Data entries for graphics:
'''
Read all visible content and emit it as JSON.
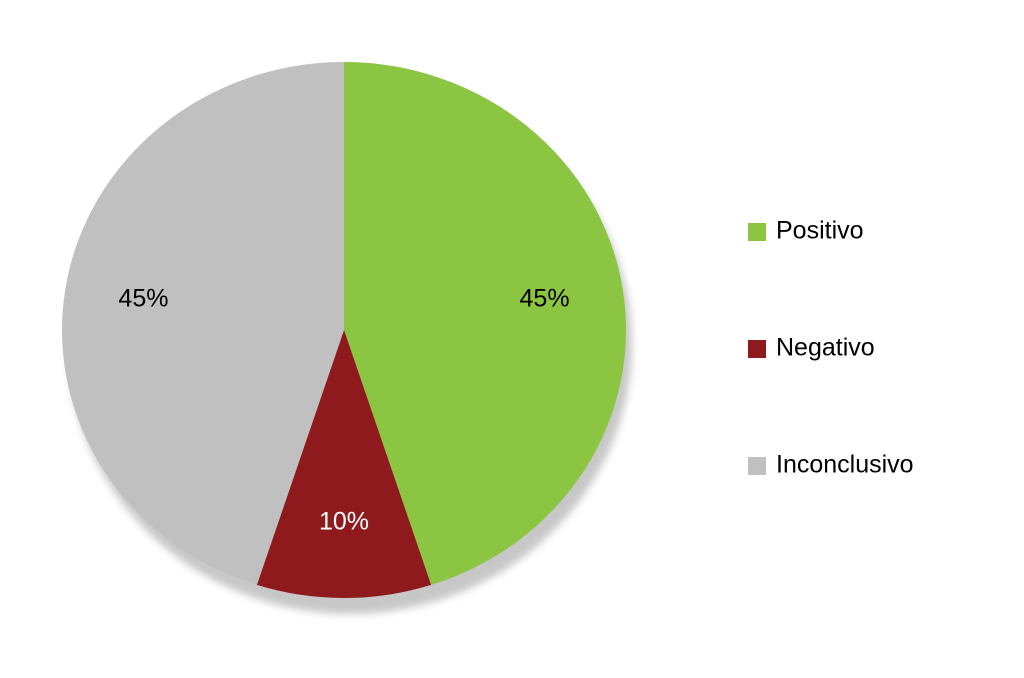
{
  "chart_data": {
    "type": "pie",
    "categories": [
      "Positivo",
      "Negativo",
      "Inconclusivo"
    ],
    "values": [
      45,
      10,
      45
    ],
    "value_labels": [
      "45%",
      "10%",
      "45%"
    ],
    "colors": [
      "#8bc541",
      "#8e1a1e",
      "#c0c0c0"
    ]
  }
}
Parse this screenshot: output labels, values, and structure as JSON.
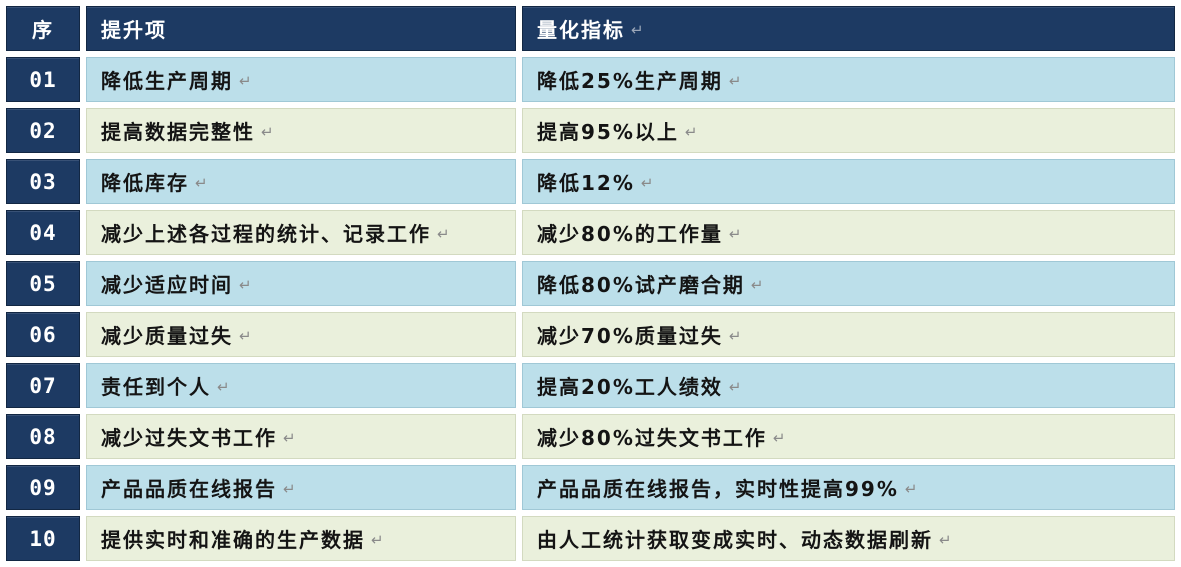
'''
→ **Stated task**: All the lines above are to be given again exactly as they read, with the pictures removed.

→ **Exercise answer**:
Read all visible content and emit it as JSON.
{
  "chart_data": {
    "type": "pie",
    "categories": [
      "Positivo",
      "Negativo",
      "Inconclusivo"
    ],
    "values": [
      45,
      10,
      45
    ],
    "value_labels": [
      "45%",
      "10%",
      "45%"
    ],
    "colors": [
      "#8bc541",
      "#8e1a1e",
      "#c0c0c0"
    ]
  }
}
Parse this screenshot: output labels, values, and structure as JSON.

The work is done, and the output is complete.